#### Material to process

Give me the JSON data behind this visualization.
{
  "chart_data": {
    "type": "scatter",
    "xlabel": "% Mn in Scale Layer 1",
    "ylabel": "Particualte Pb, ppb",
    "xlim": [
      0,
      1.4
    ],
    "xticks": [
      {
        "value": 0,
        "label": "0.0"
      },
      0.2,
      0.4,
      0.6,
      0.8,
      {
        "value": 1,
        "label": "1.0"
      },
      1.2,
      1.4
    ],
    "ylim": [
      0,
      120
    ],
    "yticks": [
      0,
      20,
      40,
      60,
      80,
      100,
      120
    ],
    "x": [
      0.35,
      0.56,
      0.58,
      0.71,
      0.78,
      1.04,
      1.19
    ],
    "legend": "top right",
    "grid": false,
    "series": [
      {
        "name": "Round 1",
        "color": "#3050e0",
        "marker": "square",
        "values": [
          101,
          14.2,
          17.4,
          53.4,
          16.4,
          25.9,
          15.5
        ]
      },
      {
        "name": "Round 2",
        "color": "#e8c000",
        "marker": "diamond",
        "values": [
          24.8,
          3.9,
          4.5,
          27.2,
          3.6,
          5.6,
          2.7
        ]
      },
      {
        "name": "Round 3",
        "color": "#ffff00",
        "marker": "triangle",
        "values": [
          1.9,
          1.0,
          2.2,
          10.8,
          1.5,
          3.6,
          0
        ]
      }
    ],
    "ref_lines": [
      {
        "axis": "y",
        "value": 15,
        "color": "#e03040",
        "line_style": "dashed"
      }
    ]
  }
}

########
#### Material to process

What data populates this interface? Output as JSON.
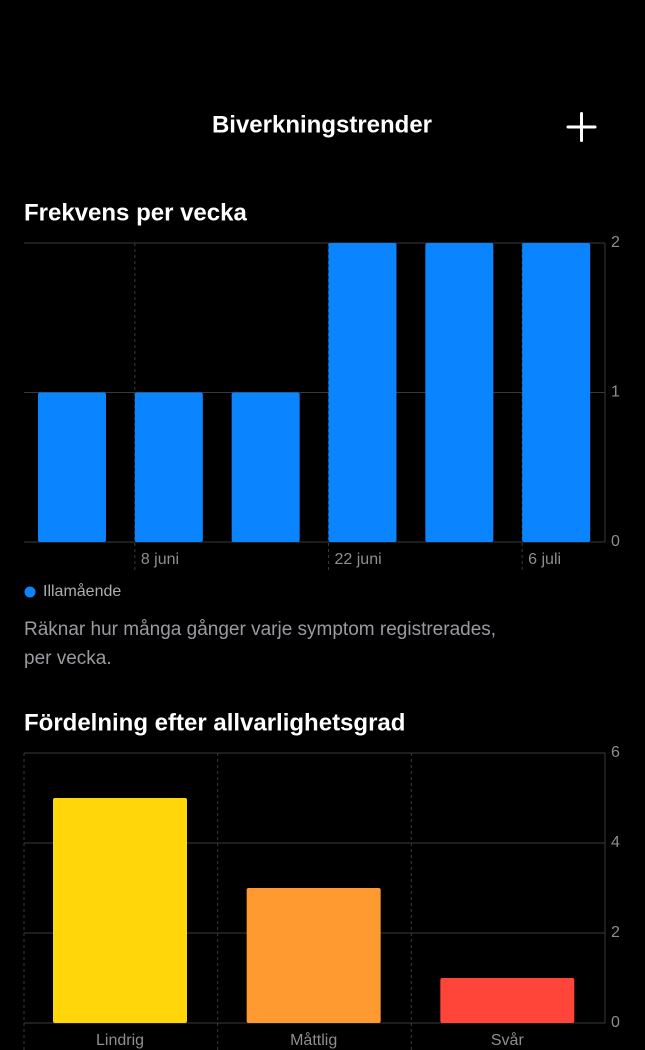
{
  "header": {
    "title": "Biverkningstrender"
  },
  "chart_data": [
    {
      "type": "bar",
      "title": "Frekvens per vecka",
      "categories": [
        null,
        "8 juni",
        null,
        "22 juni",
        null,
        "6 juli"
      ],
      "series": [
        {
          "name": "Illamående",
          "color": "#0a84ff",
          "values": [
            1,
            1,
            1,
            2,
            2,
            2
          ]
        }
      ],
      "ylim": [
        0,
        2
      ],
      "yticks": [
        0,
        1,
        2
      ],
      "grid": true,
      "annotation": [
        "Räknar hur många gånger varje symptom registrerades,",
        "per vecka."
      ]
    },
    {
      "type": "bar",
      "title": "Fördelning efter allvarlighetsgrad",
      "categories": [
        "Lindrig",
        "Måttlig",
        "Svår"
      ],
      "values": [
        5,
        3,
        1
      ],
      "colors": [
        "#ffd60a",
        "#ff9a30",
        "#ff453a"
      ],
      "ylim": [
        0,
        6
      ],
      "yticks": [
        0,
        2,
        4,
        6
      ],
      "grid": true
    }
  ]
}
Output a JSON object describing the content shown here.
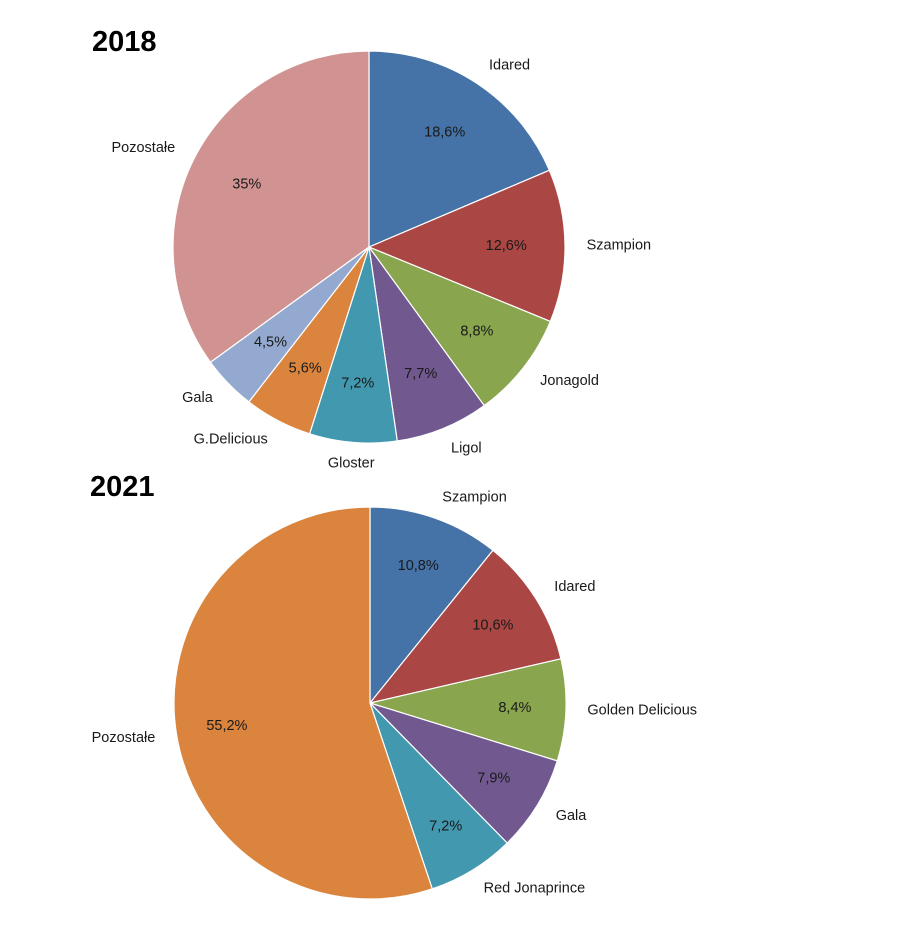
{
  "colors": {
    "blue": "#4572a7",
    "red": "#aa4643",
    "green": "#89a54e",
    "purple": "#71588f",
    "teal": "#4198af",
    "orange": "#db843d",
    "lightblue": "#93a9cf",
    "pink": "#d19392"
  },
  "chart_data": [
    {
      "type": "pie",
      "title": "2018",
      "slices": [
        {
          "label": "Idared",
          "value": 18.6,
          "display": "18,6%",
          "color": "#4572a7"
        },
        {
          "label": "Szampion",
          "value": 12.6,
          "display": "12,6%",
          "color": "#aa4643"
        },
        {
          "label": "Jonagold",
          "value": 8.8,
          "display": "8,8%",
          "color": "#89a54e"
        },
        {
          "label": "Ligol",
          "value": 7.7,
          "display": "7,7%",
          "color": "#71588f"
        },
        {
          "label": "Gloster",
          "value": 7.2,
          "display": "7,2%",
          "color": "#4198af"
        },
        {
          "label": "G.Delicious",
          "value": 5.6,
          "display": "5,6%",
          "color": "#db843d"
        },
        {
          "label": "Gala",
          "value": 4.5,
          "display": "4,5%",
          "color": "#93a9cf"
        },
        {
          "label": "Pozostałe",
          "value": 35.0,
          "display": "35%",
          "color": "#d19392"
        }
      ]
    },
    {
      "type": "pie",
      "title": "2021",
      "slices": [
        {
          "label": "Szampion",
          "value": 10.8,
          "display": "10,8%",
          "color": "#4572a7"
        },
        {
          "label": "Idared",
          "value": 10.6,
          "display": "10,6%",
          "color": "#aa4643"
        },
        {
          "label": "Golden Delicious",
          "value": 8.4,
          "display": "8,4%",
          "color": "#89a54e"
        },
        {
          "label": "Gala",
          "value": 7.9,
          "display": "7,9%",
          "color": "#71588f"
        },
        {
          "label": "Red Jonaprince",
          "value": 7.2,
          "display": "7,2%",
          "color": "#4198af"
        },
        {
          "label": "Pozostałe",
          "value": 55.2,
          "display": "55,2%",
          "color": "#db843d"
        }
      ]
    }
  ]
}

########

▶ _Required task_: Gather all lines with the string "Delicious" from the data.

▶ _Solution_:
          "label": "G.Delicious",
          "label": "Golden Delicious",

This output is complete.